===== Data listing
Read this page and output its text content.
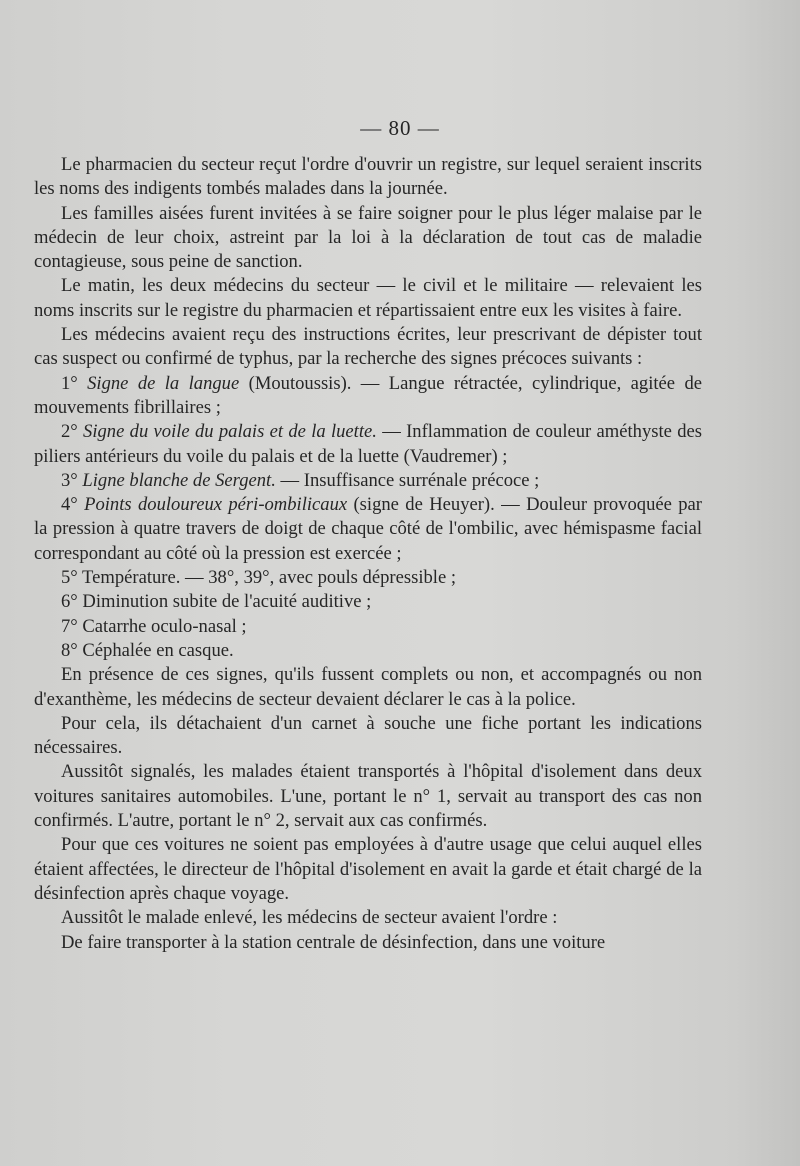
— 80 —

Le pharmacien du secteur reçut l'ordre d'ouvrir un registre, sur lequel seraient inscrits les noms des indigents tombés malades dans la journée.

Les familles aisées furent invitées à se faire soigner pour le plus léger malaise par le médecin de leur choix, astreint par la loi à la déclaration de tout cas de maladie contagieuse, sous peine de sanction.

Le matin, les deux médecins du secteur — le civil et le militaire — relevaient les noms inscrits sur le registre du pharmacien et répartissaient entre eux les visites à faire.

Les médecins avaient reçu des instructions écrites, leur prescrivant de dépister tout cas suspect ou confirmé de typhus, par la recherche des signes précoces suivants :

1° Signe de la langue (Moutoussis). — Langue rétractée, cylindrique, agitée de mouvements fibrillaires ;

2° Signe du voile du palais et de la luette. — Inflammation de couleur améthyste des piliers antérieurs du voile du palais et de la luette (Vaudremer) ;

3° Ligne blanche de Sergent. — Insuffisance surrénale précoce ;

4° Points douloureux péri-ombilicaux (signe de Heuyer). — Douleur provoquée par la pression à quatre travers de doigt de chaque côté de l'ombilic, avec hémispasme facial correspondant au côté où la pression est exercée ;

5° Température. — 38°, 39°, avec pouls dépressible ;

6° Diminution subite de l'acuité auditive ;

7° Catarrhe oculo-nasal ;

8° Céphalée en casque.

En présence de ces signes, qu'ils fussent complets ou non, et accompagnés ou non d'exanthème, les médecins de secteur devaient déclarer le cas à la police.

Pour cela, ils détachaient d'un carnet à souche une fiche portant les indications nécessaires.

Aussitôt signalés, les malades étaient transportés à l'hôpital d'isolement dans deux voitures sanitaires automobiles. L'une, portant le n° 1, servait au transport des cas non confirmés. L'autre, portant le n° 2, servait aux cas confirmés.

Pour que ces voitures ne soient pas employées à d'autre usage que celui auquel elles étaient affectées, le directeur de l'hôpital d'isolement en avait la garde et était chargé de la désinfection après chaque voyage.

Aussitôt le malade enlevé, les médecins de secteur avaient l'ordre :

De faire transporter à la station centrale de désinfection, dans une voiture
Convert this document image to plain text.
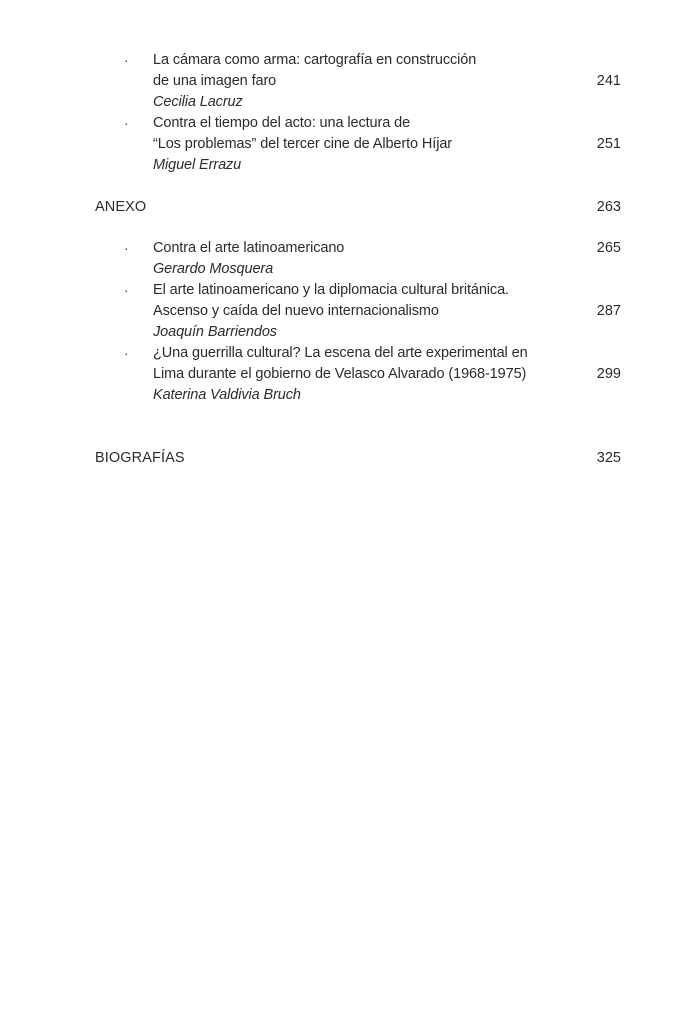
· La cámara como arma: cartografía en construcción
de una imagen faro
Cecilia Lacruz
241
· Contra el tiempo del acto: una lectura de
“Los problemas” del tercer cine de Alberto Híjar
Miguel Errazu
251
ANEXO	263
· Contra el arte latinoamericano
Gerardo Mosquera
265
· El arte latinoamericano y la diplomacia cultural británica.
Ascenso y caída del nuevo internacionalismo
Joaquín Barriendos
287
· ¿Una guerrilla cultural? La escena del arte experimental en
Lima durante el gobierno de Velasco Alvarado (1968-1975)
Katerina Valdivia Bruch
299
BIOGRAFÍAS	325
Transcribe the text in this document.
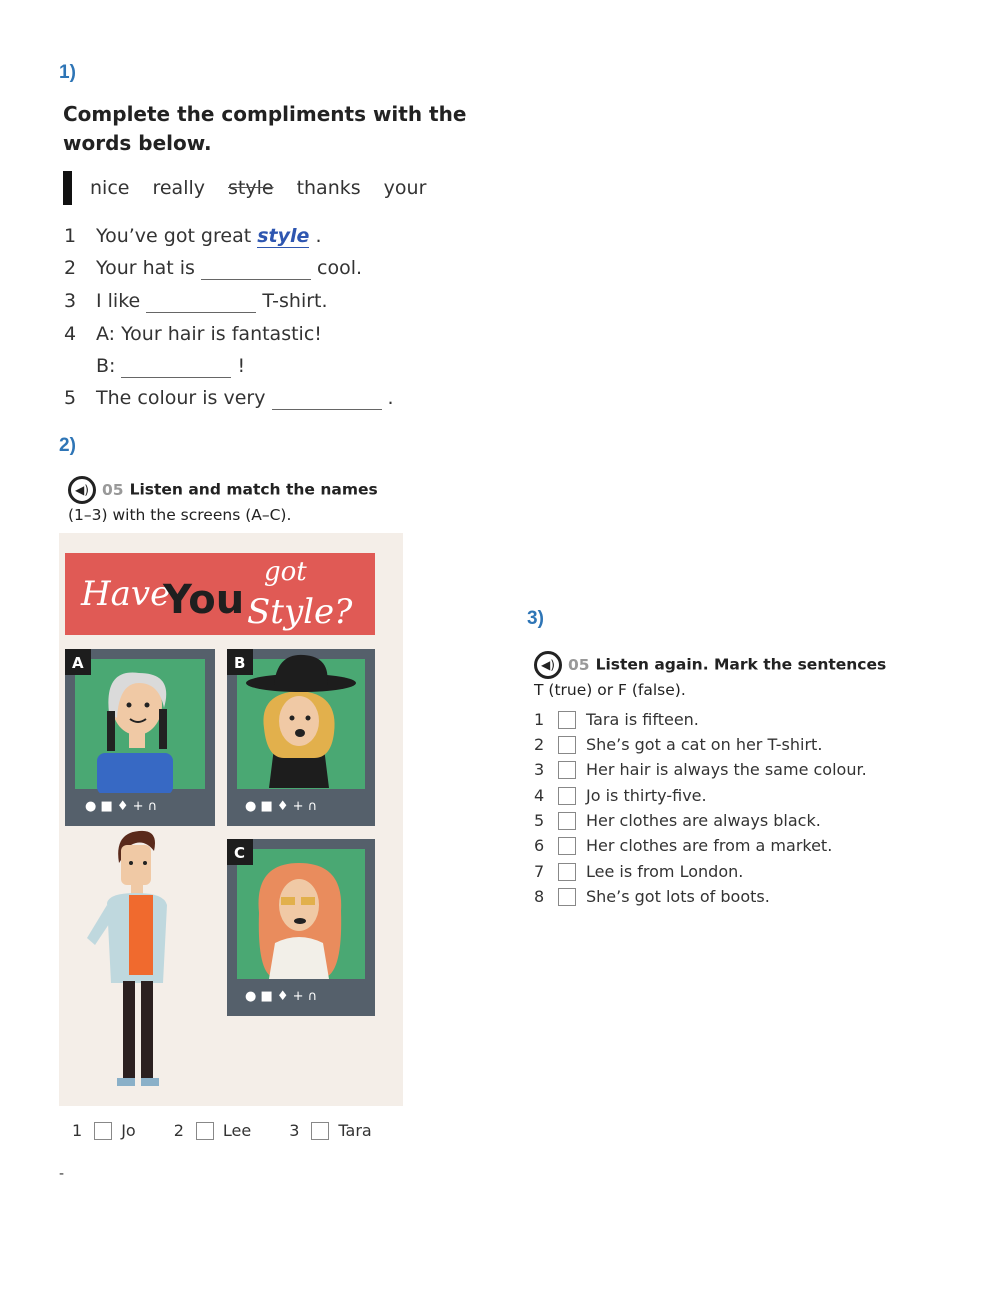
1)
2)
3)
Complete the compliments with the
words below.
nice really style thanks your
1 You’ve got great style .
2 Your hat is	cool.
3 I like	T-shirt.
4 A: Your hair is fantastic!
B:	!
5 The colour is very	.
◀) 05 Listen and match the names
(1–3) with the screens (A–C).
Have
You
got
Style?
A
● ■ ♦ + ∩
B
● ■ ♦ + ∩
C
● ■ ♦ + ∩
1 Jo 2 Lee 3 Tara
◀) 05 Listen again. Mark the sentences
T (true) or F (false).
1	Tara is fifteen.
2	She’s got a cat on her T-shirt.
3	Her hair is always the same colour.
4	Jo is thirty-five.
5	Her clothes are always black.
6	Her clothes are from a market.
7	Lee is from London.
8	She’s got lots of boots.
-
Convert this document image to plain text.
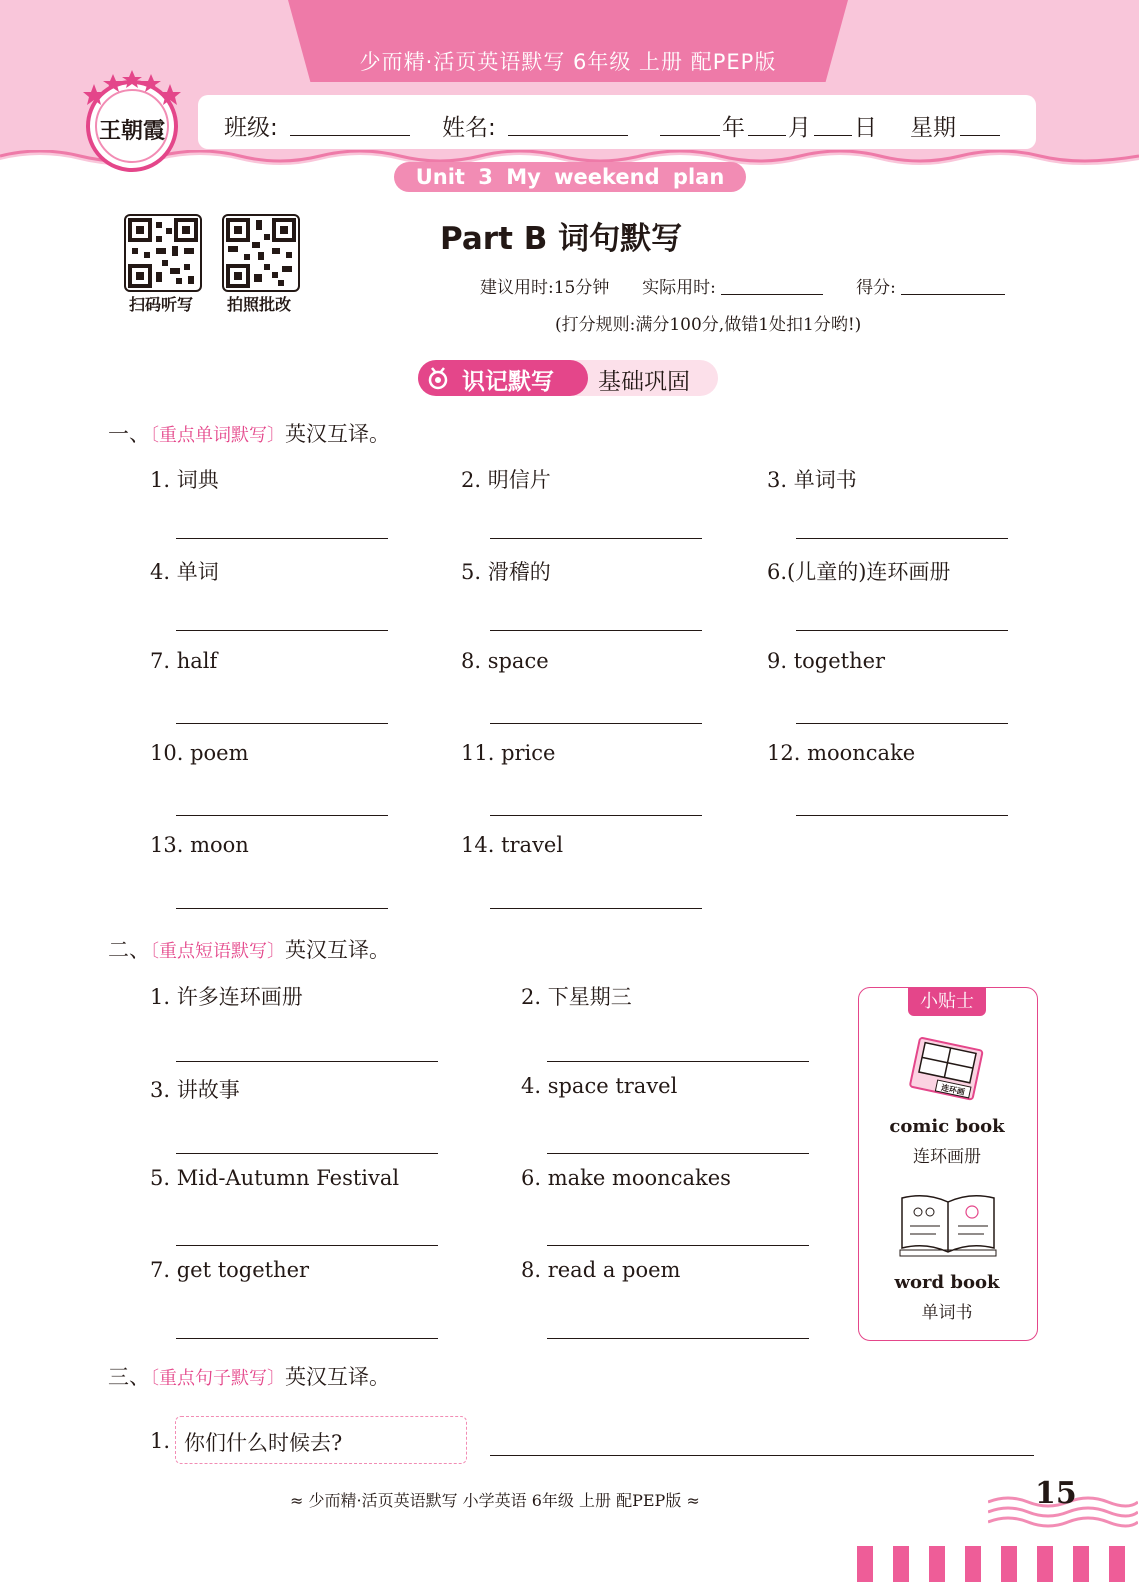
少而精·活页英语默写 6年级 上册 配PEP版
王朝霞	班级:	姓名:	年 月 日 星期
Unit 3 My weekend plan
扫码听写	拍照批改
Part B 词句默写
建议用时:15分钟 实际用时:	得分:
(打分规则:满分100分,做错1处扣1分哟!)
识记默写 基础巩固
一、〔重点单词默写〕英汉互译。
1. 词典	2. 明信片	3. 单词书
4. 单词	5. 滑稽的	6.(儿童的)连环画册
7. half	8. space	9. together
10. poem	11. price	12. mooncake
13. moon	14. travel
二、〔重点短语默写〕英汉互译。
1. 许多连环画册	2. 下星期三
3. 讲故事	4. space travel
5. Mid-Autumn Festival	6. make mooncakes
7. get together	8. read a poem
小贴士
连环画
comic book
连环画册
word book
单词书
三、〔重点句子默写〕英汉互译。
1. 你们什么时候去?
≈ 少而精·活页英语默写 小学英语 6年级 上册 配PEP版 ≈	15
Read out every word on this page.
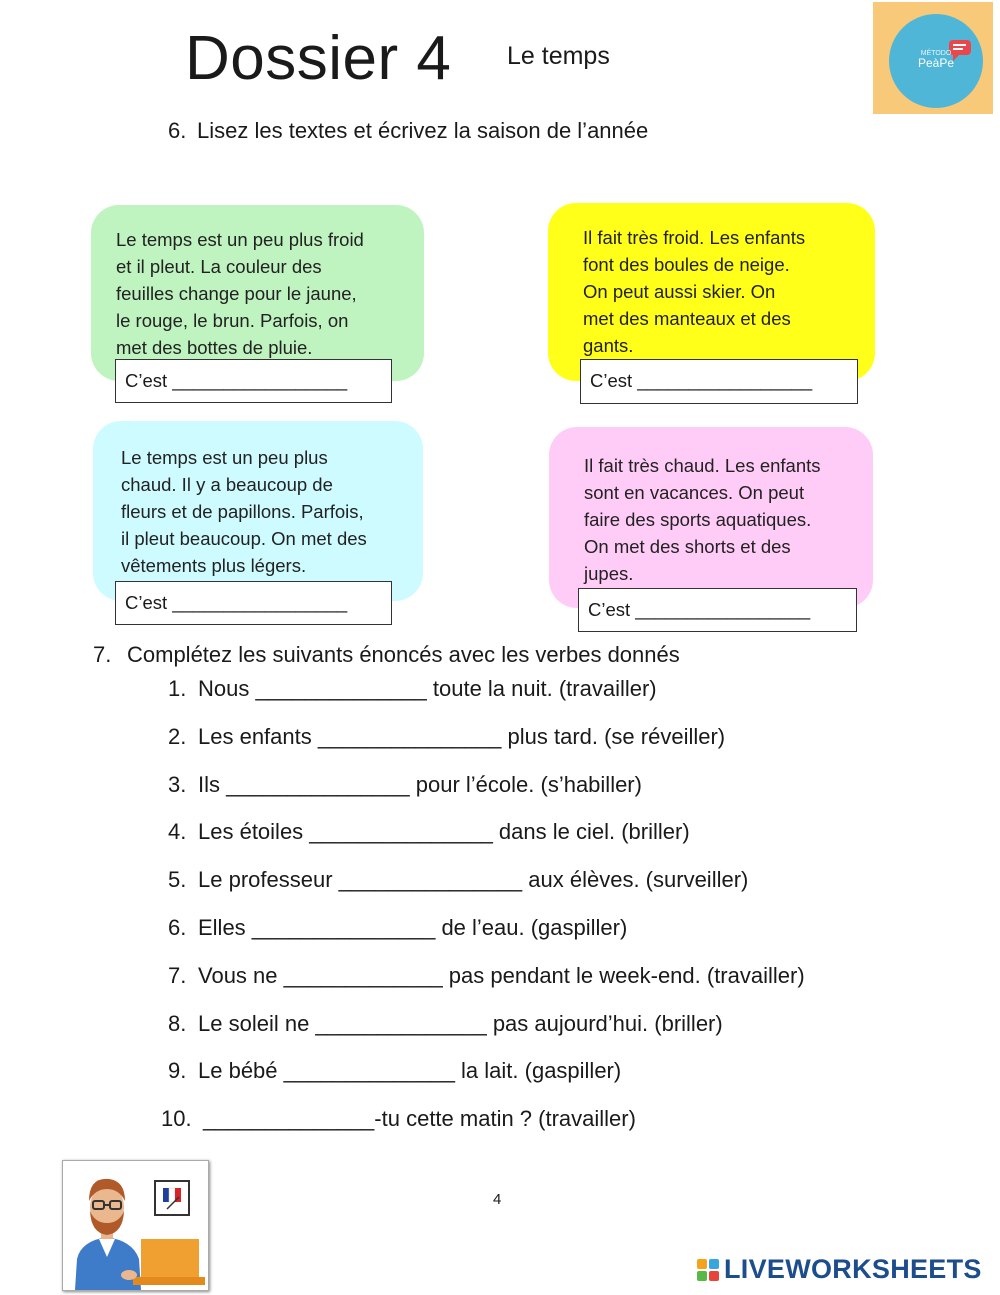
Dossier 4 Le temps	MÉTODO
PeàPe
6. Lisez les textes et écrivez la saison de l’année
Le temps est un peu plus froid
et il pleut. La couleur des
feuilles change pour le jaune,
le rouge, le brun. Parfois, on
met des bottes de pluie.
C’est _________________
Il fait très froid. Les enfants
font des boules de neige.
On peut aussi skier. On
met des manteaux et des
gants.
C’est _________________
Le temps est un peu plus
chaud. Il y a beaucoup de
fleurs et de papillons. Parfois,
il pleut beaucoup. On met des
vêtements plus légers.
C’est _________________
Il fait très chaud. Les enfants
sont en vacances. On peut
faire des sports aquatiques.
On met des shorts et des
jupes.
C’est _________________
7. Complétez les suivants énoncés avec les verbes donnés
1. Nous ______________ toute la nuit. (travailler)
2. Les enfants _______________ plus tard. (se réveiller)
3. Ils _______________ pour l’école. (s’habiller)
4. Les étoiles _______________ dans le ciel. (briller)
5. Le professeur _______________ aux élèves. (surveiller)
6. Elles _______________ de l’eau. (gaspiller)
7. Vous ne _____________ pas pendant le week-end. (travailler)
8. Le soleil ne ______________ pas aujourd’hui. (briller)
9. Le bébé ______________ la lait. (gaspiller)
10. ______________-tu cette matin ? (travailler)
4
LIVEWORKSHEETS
==========
• [Exercise] The listing above needs to be output again exactly. Don't include the pictures.

• [Output for this exercise]
Read this page and output its text content.
— 80 —

Le pharmacien du secteur reçut l'ordre d'ouvrir un registre, sur lequel seraient inscrits les noms des indigents tombés malades dans la journée.

Les familles aisées furent invitées à se faire soigner pour le plus léger malaise par le médecin de leur choix, astreint par la loi à la déclaration de tout cas de maladie contagieuse, sous peine de sanction.

Le matin, les deux médecins du secteur — le civil et le militaire — relevaient les noms inscrits sur le registre du pharmacien et répartissaient entre eux les visites à faire.

Les médecins avaient reçu des instructions écrites, leur prescrivant de dépister tout cas suspect ou confirmé de typhus, par la recherche des signes précoces suivants :

1° Signe de la langue (Moutoussis). — Langue rétractée, cylindrique, agitée de mouvements fibrillaires ;

2° Signe du voile du palais et de la luette. — Inflammation de couleur améthyste des piliers antérieurs du voile du palais et de la luette (Vaudremer) ;

3° Ligne blanche de Sergent. — Insuffisance surrénale précoce ;

4° Points douloureux péri-ombilicaux (signe de Heuyer). — Douleur provoquée par la pression à quatre travers de doigt de chaque côté de l'ombilic, avec hémispasme facial correspondant au côté où la pression est exercée ;

5° Température. — 38°, 39°, avec pouls dépressible ;

6° Diminution subite de l'acuité auditive ;

7° Catarrhe oculo-nasal ;

8° Céphalée en casque.

En présence de ces signes, qu'ils fussent complets ou non, et accompagnés ou non d'exanthème, les médecins de secteur devaient déclarer le cas à la police.

Pour cela, ils détachaient d'un carnet à souche une fiche portant les indications nécessaires.

Aussitôt signalés, les malades étaient transportés à l'hôpital d'isolement dans deux voitures sanitaires automobiles. L'une, portant le n° 1, servait au transport des cas non confirmés. L'autre, portant le n° 2, servait aux cas confirmés.

Pour que ces voitures ne soient pas employées à d'autre usage que celui auquel elles étaient affectées, le directeur de l'hôpital d'isolement en avait la garde et était chargé de la désinfection après chaque voyage.

Aussitôt le malade enlevé, les médecins de secteur avaient l'ordre :

De faire transporter à la station centrale de désinfection, dans une voiture
Convert this document image to plain text.
· La cámara como arma: cartografía en construcción
de una imagen faro
Cecilia Lacruz
241
· Contra el tiempo del acto: una lectura de
“Los problemas” del tercer cine de Alberto Híjar
Miguel Errazu
251
ANEXO	263
· Contra el arte latinoamericano
Gerardo Mosquera
265
· El arte latinoamericano y la diplomacia cultural británica.
Ascenso y caída del nuevo internacionalismo
Joaquín Barriendos
287
· ¿Una guerrilla cultural? La escena del arte experimental en
Lima durante el gobierno de Velasco Alvarado (1968-1975)
Katerina Valdivia Bruch
299
BIOGRAFÍAS	325
Transcribe the text in this document.
1)
2)
3)
Complete the compliments with the
words below.
nice really style thanks your
1 You’ve got great style .
2 Your hat is	cool.
3 I like	T-shirt.
4 A: Your hair is fantastic!
B:	!
5 The colour is very	.
◀) 05 Listen and match the names
(1–3) with the screens (A–C).
Have
You
got
Style?
A
● ■ ♦ + ∩
B
● ■ ♦ + ∩
C
● ■ ♦ + ∩
1 Jo 2 Lee 3 Tara
◀) 05 Listen again. Mark the sentences
T (true) or F (false).
1	Tara is fifteen.
2	She’s got a cat on her T-shirt.
3	Her hair is always the same colour.
4	Jo is thirty-five.
5	Her clothes are always black.
6	Her clothes are from a market.
7	Lee is from London.
8	She’s got lots of boots.
-
Convert this document image to plain text.
少而精·活页英语默写 6年级 上册 配PEP版
王朝霞	班级:	姓名:	年 月 日 星期
Unit 3 My weekend plan
扫码听写	拍照批改
Part B 词句默写
建议用时:15分钟 实际用时:	得分:
(打分规则:满分100分,做错1处扣1分哟!)
识记默写 基础巩固
一、〔重点单词默写〕英汉互译。
1. 词典	2. 明信片	3. 单词书
4. 单词	5. 滑稽的	6.(儿童的)连环画册
7. half	8. space	9. together
10. poem	11. price	12. mooncake
13. moon	14. travel
二、〔重点短语默写〕英汉互译。
1. 许多连环画册	2. 下星期三
3. 讲故事	4. space travel
5. Mid-Autumn Festival	6. make mooncakes
7. get together	8. read a poem
小贴士
连环画
comic book
连环画册
word book
单词书
三、〔重点句子默写〕英汉互译。
1. 你们什么时候去?
≈ 少而精·活页英语默写 小学英语 6年级 上册 配PEP版 ≈	15
Read out every word on this page.
Dossier 4 Le temps	MÉTODO
PeàPe
6. Lisez les textes et écrivez la saison de l’année
Le temps est un peu plus froid
et il pleut. La couleur des
feuilles change pour le jaune,
le rouge, le brun. Parfois, on
met des bottes de pluie.
C’est _________________
Il fait très froid. Les enfants
font des boules de neige.
On peut aussi skier. On
met des manteaux et des
gants.
C’est _________________
Le temps est un peu plus
chaud. Il y a beaucoup de
fleurs et de papillons. Parfois,
il pleut beaucoup. On met des
vêtements plus légers.
C’est _________________
Il fait très chaud. Les enfants
sont en vacances. On peut
faire des sports aquatiques.
On met des shorts et des
jupes.
C’est _________________
7. Complétez les suivants énoncés avec les verbes donnés
1. Nous ______________ toute la nuit. (travailler)
2. Les enfants _______________ plus tard. (se réveiller)
3. Ils _______________ pour l’école. (s’habiller)
4. Les étoiles _______________ dans le ciel. (briller)
5. Le professeur _______________ aux élèves. (surveiller)
6. Elles _______________ de l’eau. (gaspiller)
7. Vous ne _____________ pas pendant le week-end. (travailler)
8. Le soleil ne ______________ pas aujourd’hui. (briller)
9. Le bébé ______________ la lait. (gaspiller)
10. ______________-tu cette matin ? (travailler)
4
LIVEWORKSHEETS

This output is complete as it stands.